**Given information**

++++++++

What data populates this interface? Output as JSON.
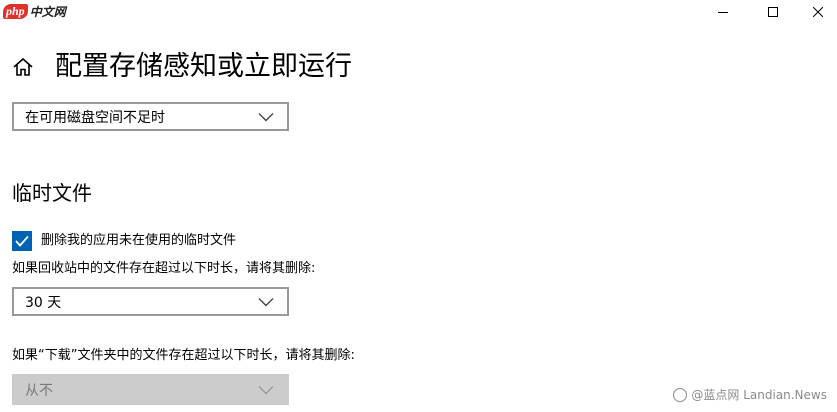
{
  "watermark": {
    "logo_php": "php",
    "logo_cn": "中文网"
  },
  "window": {
    "minimize_icon": "minimize-icon",
    "maximize_icon": "maximize-icon",
    "close_icon": "close-icon"
  },
  "page": {
    "title": "配置存储感知或立即运行",
    "home_icon": "home-icon"
  },
  "run_dropdown": {
    "value": "在可用磁盘空间不足时"
  },
  "temp_files": {
    "heading": "临时文件",
    "delete_unused": {
      "label": "删除我的应用未在使用的临时文件",
      "checked": true
    },
    "recycle_label": "如果回收站中的文件存在超过以下时长，请将其删除:",
    "recycle_value": "30 天",
    "downloads_label": "如果“下载”文件夹中的文件存在超过以下时长，请将其删除:",
    "downloads_value": "从不"
  },
  "site_watermark": {
    "text": "@蓝点网 Landian.News"
  },
  "colors": {
    "accent": "#0063b1",
    "border": "#999999",
    "disabled_bg": "#cccccc"
  }
}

++++++++

**Goal**
Repeat all of the data above word for word, minus the pictures.

**Result for this task**
What data populates this interface? Output as JSON.
{
  "watermark": {
    "logo_php": "php",
    "logo_cn": "中文网"
  },
  "window": {
    "minimize_icon": "minimize-icon",
    "maximize_icon": "maximize-icon",
    "close_icon": "close-icon"
  },
  "page": {
    "title": "配置存储感知或立即运行",
    "home_icon": "home-icon"
  },
  "run_dropdown": {
    "value": "在可用磁盘空间不足时"
  },
  "temp_files": {
    "heading": "临时文件",
    "delete_unused": {
      "label": "删除我的应用未在使用的临时文件",
      "checked": true
    },
    "recycle_label": "如果回收站中的文件存在超过以下时长，请将其删除:",
    "recycle_value": "30 天",
    "downloads_label": "如果“下载”文件夹中的文件存在超过以下时长，请将其删除:",
    "downloads_value": "从不"
  },
  "site_watermark": {
    "text": "@蓝点网 Landian.News"
  },
  "colors": {
    "accent": "#0063b1",
    "border": "#999999",
    "disabled_bg": "#cccccc"
  }
}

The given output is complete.